╭─ Stored rows

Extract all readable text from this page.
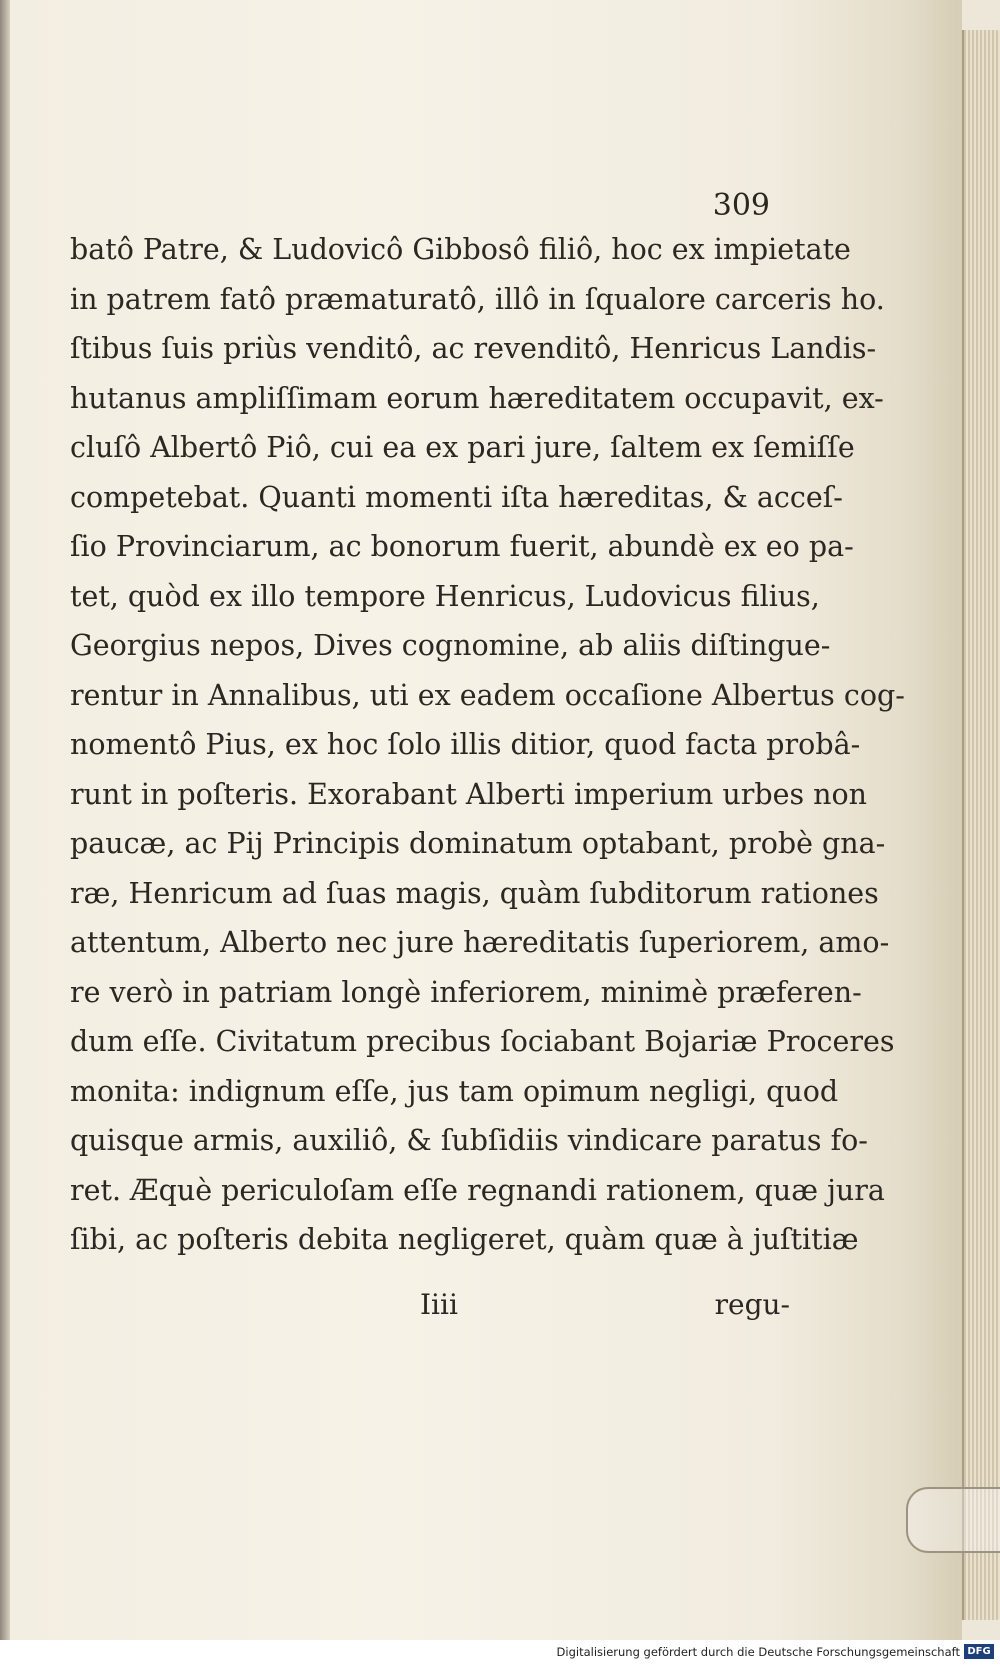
309
batô Patre, & Ludovicô Gibbosô filiô, hoc ex impietate
in patrem fatô præmaturatô, illô in ſqualore carceris ho.
ſtibus ſuis priùs venditô, ac revenditô, Henricus Landis-
hutanus ampliſſimam eorum hæreditatem occupavit, ex-
cluſô Albertô Piô, cui ea ex pari jure, ſaltem ex ſemiſſe
competebat. Quanti momenti iſta hæreditas, & acceſ-
ſio Provinciarum, ac bonorum fuerit, abundè ex eo pa-
tet, quòd ex illo tempore Henricus, Ludovicus filius,
Georgius nepos, Dives cognomine, ab aliis diſtingue-
rentur in Annalibus, uti ex eadem occaſione Albertus cog-
nomentô Pius, ex hoc ſolo illis ditior, quod facta probâ-
runt in poſteris. Exorabant Alberti imperium urbes non
paucæ, ac Pij Principis dominatum optabant, probè gna-
ræ, Henricum ad ſuas magis, quàm ſubditorum rationes
attentum, Alberto nec jure hæreditatis ſuperiorem, amo-
re verò in patriam longè inferiorem, minimè præferen-
dum eſſe. Civitatum precibus ſociabant Bojariæ Proceres
monita: indignum eſſe, jus tam opimum negligi, quod
quisque armis, auxiliô, & ſubſidiis vindicare paratus fo-
ret. Æquè periculoſam eſſe regnandi rationem, quæ jura
ſibi, ac poſteris debita negligeret, quàm quæ à juſtitiæ
Iiii	regu-
Digitalisierung gefördert durch die Deutsche Forschungsgemeinschaft DFG
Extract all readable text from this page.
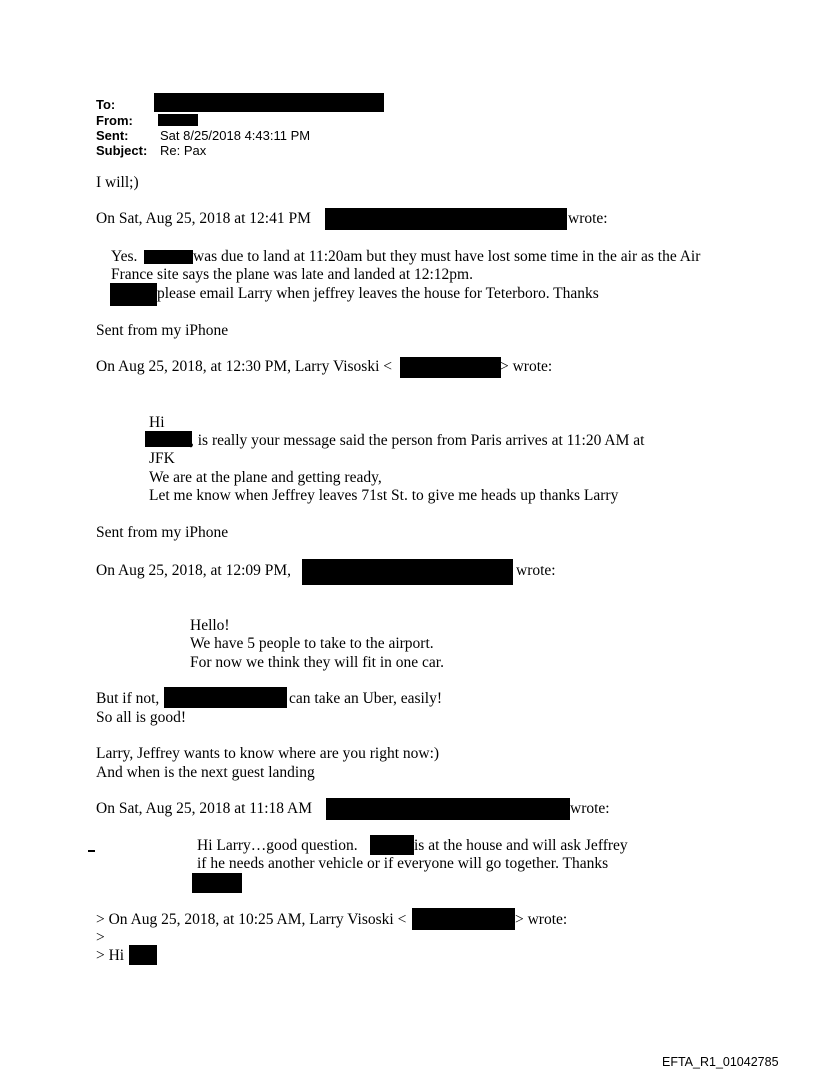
To:
From:
Sent: Sat 8/25/2018 4:43:11 PM
Subject: Re: Pax
I will;)
On Sat, Aug 25, 2018 at 12:41 PM	wrote:
Yes.	was due to land at 11:20am but they must have lost some time in the air as the Air
France site says the plane was late and landed at 12:12pm.
please email Larry when jeffrey leaves the house for Teterboro. Thanks
Sent from my iPhone
On Aug 25, 2018, at 12:30 PM, Larry Visoski <	> wrote:
Hi
, is really your message said the person from Paris arrives at 11:20 AM at
JFK
We are at the plane and getting ready,
Let me know when Jeffrey leaves 71st St. to give me heads up thanks Larry
Sent from my iPhone
On Aug 25, 2018, at 12:09 PM,	wrote:
Hello!
We have 5 people to take to the airport.
For now we think they will fit in one car.
But if not,	can take an Uber, easily!
So all is good!
Larry, Jeffrey wants to know where are you right now:)
And when is the next guest landing
On Sat, Aug 25, 2018 at 11:18 AM	wrote:
Hi Larry…good question.	is at the house and will ask Jeffrey
if he needs another vehicle or if everyone will go together. Thanks
> On Aug 25, 2018, at 10:25 AM, Larry Visoski <	> wrote:
>
> Hi
EFTA_R1_01042785
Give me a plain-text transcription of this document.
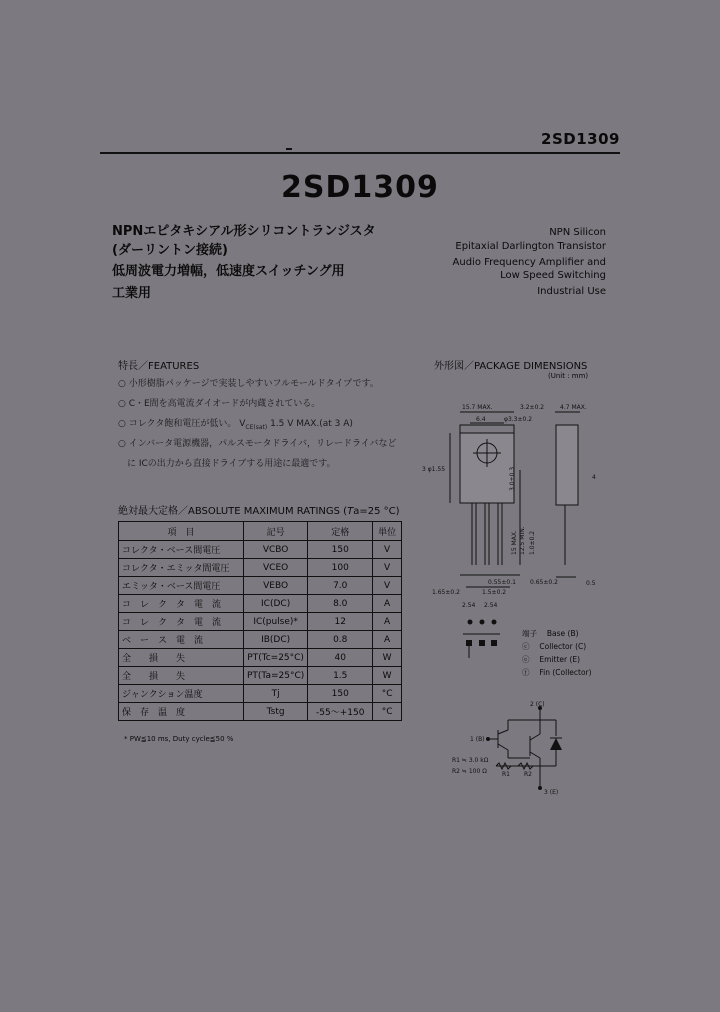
2SD1309
2SD1309
NPNエピタキシアル形シリコントランジスタ
(ダーリントン接続)
低周波電力増幅，低速度スイッチング用
工業用
NPN Silicon
Epitaxial Darlington Transistor
Audio Frequency Amplifier and
Low Speed Switching
Industrial Use
特長／FEATURES
○ 小形樹脂パッケージで実装しやすいフルモールドタイプです。
○ C・E間を高電流ダイオードが内蔵されている。
○ コレクタ飽和電圧が低い。 $V_{CE(sat)}$ 1.5 V MAX.(at 3 A)
○ インバータ電源機器，パルスモータドライバ，リレードライバなど
　に ICの出力から直接ドライブする用途に最適です。
絶対最大定格／ABSOLUTE MAXIMUM RATINGS (Ta=25 °C)
項　目	記号	定格	単位
コレクタ・ベース間電圧	VCBO	150	V
コレクタ・エミッタ間電圧	VCEO	100	V
エミッタ・ベース間電圧	VEBO	7.0	V
コ　レ　ク　タ　電　流	IC(DC)	8.0	A
コ　レ　ク　タ　電　流	IC(pulse)*	12	A
ベ　ー　ス　電　流	IB(DC)	0.8	A
全　　損　　失	PT(Tc=25°C)	40	W
全　　損　　失	PT(Ta=25°C)	1.5	W
ジャンクション温度	Tj	150	°C
保　存　温　度	Tstg	-55～+150	°C
* PW≦10 ms, Duty cycle≦50 %
外形図／PACKAGE DIMENSIONS
(Unit : mm)
15.7 MAX.
6.4	φ3.3±0.2
3.2±0.2	4.7 MAX.
3 φ1.55	3.0±0.3
15 MAX. 12.5 MIN. 1.0±0.2
0.55±0.1 0.65±0.2
1.65±0.2	1.5±0.2
2.54 2.54
0.5
4
端子　 Base (B)
ⓒ　 Collector (C)
ⓔ　 Emitter (E)
ⓕ　 Fin (Collector)
2 (C)
1 (B)
3 (E)
R1 ≒ 3.0 kΩ
R2 ≒ 100 Ω	R1 R2
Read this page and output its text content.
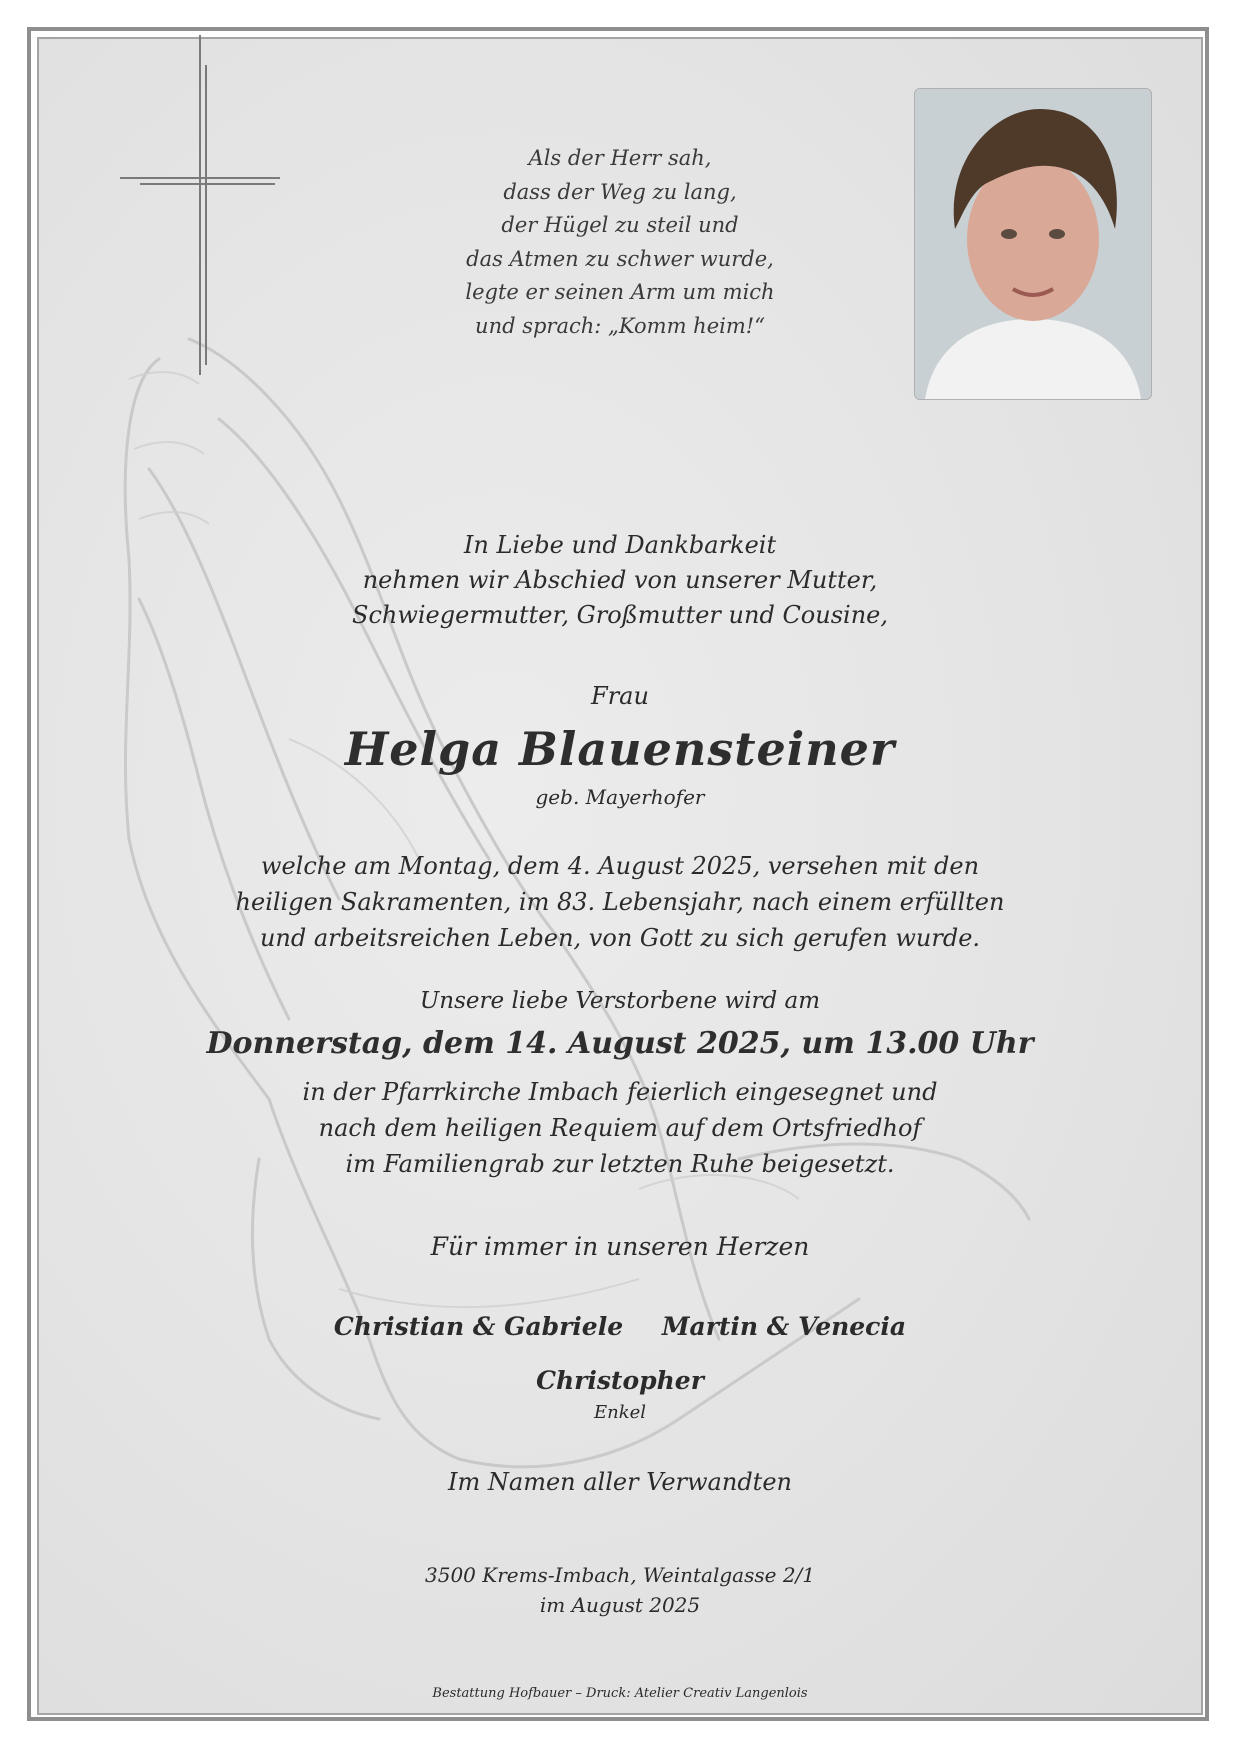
Als der Herr sah,
dass der Weg zu lang,
der Hügel zu steil und
das Atmen zu schwer wurde,
legte er seinen Arm um mich
und sprach: „Komm heim!“
In Liebe und Dankbarkeit
nehmen wir Abschied von unserer Mutter,
Schwiegermutter, Großmutter und Cousine,
Frau
Helga Blauensteiner
geb. Mayerhofer
welche am Montag, dem 4. August 2025, versehen mit den
heiligen Sakramenten, im 83. Lebensjahr, nach einem erfüllten
und arbeitsreichen Leben, von Gott zu sich gerufen wurde.
Unsere liebe Verstorbene wird am
Donnerstag, dem 14. August 2025, um 13.00 Uhr
in der Pfarrkirche Imbach feierlich eingesegnet und
nach dem heiligen Requiem auf dem Ortsfriedhof
im Familiengrab zur letzten Ruhe beigesetzt.
Für immer in unseren Herzen
Christian & Gabriele Martin & Venecia
Christopher
Enkel
Im Namen aller Verwandten
3500 Krems-Imbach, Weintalgasse 2/1
im August 2025
Bestattung Hofbauer – Druck: Atelier Creativ Langenlois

╰─

## Your goal
The lines to be quoted run from the line containing "Read this page and output its text content." through the end of the entries above, both included; quote them exactly and leave out any pictures.

## Exercise output
Read this page and output its text content.
Als der Herr sah,
dass der Weg zu lang,
der Hügel zu steil und
das Atmen zu schwer wurde,
legte er seinen Arm um mich
und sprach: „Komm heim!“
In Liebe und Dankbarkeit
nehmen wir Abschied von unserer Mutter,
Schwiegermutter, Großmutter und Cousine,
Frau
Helga Blauensteiner
geb. Mayerhofer
welche am Montag, dem 4. August 2025, versehen mit den
heiligen Sakramenten, im 83. Lebensjahr, nach einem erfüllten
und arbeitsreichen Leben, von Gott zu sich gerufen wurde.
Unsere liebe Verstorbene wird am
Donnerstag, dem 14. August 2025, um 13.00 Uhr
in der Pfarrkirche Imbach feierlich eingesegnet und
nach dem heiligen Requiem auf dem Ortsfriedhof
im Familiengrab zur letzten Ruhe beigesetzt.
Für immer in unseren Herzen
Christian & Gabriele Martin & Venecia
Christopher
Enkel
Im Namen aller Verwandten
3500 Krems-Imbach, Weintalgasse 2/1
im August 2025
Bestattung Hofbauer – Druck: Atelier Creativ Langenlois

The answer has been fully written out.